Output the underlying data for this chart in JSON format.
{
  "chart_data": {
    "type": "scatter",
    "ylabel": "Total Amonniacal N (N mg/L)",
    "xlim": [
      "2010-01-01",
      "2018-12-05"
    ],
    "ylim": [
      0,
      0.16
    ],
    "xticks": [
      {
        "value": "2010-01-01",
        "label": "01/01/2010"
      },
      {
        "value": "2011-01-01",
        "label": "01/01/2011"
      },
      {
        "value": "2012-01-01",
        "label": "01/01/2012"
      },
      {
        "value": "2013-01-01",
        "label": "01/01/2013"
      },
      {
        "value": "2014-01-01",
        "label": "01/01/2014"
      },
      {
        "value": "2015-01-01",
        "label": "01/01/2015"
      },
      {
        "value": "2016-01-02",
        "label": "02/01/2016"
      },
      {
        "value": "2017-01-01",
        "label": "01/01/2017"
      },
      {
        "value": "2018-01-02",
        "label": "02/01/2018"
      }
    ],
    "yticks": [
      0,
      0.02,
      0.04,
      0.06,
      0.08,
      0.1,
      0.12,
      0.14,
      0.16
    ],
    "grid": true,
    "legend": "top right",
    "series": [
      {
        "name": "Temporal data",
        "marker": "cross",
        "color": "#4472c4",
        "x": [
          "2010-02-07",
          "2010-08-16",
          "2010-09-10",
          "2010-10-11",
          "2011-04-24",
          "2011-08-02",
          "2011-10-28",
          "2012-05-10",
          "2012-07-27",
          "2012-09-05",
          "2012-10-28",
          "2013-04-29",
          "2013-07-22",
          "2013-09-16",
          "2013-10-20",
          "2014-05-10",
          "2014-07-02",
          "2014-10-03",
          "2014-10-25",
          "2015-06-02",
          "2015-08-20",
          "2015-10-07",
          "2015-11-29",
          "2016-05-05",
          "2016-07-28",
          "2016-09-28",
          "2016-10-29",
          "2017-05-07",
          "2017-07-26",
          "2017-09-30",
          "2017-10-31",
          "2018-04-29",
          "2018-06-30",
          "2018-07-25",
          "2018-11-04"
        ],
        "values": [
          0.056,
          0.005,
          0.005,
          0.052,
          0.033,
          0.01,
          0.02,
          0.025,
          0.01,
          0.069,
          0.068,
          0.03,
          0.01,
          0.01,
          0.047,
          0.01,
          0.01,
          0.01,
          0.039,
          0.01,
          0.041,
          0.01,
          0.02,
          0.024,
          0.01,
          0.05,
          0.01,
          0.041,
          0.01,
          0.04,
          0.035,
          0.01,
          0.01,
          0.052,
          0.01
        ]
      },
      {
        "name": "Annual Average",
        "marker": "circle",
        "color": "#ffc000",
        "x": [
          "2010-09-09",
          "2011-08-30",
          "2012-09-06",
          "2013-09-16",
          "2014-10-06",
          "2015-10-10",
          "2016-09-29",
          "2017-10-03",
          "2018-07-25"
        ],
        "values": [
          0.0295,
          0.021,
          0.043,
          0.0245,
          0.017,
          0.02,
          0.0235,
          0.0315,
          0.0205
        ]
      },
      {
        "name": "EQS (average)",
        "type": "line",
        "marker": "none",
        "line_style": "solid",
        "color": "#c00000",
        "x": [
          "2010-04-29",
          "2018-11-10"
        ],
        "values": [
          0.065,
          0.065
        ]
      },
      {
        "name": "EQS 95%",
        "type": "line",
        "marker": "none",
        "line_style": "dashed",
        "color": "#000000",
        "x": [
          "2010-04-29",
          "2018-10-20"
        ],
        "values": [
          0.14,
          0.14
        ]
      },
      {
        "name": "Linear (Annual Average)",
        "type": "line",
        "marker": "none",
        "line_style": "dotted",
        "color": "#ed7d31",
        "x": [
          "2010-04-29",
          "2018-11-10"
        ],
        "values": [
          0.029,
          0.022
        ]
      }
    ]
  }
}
--
▶ [TASK GOAL]:
Using the exact wording, write out all of the records.

▶ [FULL RESPONSE]:
Output the underlying data for this chart in JSON format.
{
  "chart_data": {
    "type": "scatter",
    "ylabel": "Total Amonniacal N (N mg/L)",
    "xlim": [
      "2010-01-01",
      "2018-12-05"
    ],
    "ylim": [
      0,
      0.16
    ],
    "xticks": [
      {
        "value": "2010-01-01",
        "label": "01/01/2010"
      },
      {
        "value": "2011-01-01",
        "label": "01/01/2011"
      },
      {
        "value": "2012-01-01",
        "label": "01/01/2012"
      },
      {
        "value": "2013-01-01",
        "label": "01/01/2013"
      },
      {
        "value": "2014-01-01",
        "label": "01/01/2014"
      },
      {
        "value": "2015-01-01",
        "label": "01/01/2015"
      },
      {
        "value": "2016-01-02",
        "label": "02/01/2016"
      },
      {
        "value": "2017-01-01",
        "label": "01/01/2017"
      },
      {
        "value": "2018-01-02",
        "label": "02/01/2018"
      }
    ],
    "yticks": [
      0,
      0.02,
      0.04,
      0.06,
      0.08,
      0.1,
      0.12,
      0.14,
      0.16
    ],
    "grid": true,
    "legend": "top right",
    "series": [
      {
        "name": "Temporal data",
        "marker": "cross",
        "color": "#4472c4",
        "x": [
          "2010-02-07",
          "2010-08-16",
          "2010-09-10",
          "2010-10-11",
          "2011-04-24",
          "2011-08-02",
          "2011-10-28",
          "2012-05-10",
          "2012-07-27",
          "2012-09-05",
          "2012-10-28",
          "2013-04-29",
          "2013-07-22",
          "2013-09-16",
          "2013-10-20",
          "2014-05-10",
          "2014-07-02",
          "2014-10-03",
          "2014-10-25",
          "2015-06-02",
          "2015-08-20",
          "2015-10-07",
          "2015-11-29",
          "2016-05-05",
          "2016-07-28",
          "2016-09-28",
          "2016-10-29",
          "2017-05-07",
          "2017-07-26",
          "2017-09-30",
          "2017-10-31",
          "2018-04-29",
          "2018-06-30",
          "2018-07-25",
          "2018-11-04"
        ],
        "values": [
          0.056,
          0.005,
          0.005,
          0.052,
          0.033,
          0.01,
          0.02,
          0.025,
          0.01,
          0.069,
          0.068,
          0.03,
          0.01,
          0.01,
          0.047,
          0.01,
          0.01,
          0.01,
          0.039,
          0.01,
          0.041,
          0.01,
          0.02,
          0.024,
          0.01,
          0.05,
          0.01,
          0.041,
          0.01,
          0.04,
          0.035,
          0.01,
          0.01,
          0.052,
          0.01
        ]
      },
      {
        "name": "Annual Average",
        "marker": "circle",
        "color": "#ffc000",
        "x": [
          "2010-09-09",
          "2011-08-30",
          "2012-09-06",
          "2013-09-16",
          "2014-10-06",
          "2015-10-10",
          "2016-09-29",
          "2017-10-03",
          "2018-07-25"
        ],
        "values": [
          0.0295,
          0.021,
          0.043,
          0.0245,
          0.017,
          0.02,
          0.0235,
          0.0315,
          0.0205
        ]
      },
      {
        "name": "EQS (average)",
        "type": "line",
        "marker": "none",
        "line_style": "solid",
        "color": "#c00000",
        "x": [
          "2010-04-29",
          "2018-11-10"
        ],
        "values": [
          0.065,
          0.065
        ]
      },
      {
        "name": "EQS 95%",
        "type": "line",
        "marker": "none",
        "line_style": "dashed",
        "color": "#000000",
        "x": [
          "2010-04-29",
          "2018-10-20"
        ],
        "values": [
          0.14,
          0.14
        ]
      },
      {
        "name": "Linear (Annual Average)",
        "type": "line",
        "marker": "none",
        "line_style": "dotted",
        "color": "#ed7d31",
        "x": [
          "2010-04-29",
          "2018-11-10"
        ],
        "values": [
          0.029,
          0.022
        ]
      }
    ]
  }
}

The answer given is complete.